What to do
Read the material below and tally how many lines hold the word "temperature", giving the number and nothing else.

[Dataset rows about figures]
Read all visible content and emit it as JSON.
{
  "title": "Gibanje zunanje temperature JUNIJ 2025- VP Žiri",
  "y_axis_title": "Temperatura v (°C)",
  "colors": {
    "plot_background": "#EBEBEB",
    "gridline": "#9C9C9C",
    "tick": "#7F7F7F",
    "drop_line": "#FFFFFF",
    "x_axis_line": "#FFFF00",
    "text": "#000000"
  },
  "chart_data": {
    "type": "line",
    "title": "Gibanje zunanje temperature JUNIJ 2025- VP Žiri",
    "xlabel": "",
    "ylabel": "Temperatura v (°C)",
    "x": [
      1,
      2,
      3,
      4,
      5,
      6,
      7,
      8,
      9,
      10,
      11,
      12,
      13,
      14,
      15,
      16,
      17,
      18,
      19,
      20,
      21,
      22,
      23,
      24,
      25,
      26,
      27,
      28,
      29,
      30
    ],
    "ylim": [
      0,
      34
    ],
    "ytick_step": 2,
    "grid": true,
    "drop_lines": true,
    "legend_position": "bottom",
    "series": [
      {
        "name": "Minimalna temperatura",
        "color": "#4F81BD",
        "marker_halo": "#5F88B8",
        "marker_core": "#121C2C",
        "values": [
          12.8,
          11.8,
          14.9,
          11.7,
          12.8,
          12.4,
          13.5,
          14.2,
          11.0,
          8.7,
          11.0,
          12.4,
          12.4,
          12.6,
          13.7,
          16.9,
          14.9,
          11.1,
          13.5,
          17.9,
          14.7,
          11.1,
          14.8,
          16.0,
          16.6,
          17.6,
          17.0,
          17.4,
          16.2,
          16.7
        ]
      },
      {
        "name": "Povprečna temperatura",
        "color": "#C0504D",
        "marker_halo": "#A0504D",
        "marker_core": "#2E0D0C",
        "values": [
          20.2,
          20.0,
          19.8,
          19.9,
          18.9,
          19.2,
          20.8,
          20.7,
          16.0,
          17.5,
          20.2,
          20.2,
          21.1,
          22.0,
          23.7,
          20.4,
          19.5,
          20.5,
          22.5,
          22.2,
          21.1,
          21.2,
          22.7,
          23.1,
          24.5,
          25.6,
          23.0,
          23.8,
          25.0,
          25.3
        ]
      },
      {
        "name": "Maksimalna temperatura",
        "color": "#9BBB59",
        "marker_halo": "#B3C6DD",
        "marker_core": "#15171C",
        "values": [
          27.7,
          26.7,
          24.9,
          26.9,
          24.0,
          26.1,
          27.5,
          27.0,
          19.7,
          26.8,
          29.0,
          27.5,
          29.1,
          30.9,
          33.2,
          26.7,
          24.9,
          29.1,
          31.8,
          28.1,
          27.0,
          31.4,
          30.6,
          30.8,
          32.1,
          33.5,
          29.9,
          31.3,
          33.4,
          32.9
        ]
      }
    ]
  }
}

Output of the task
2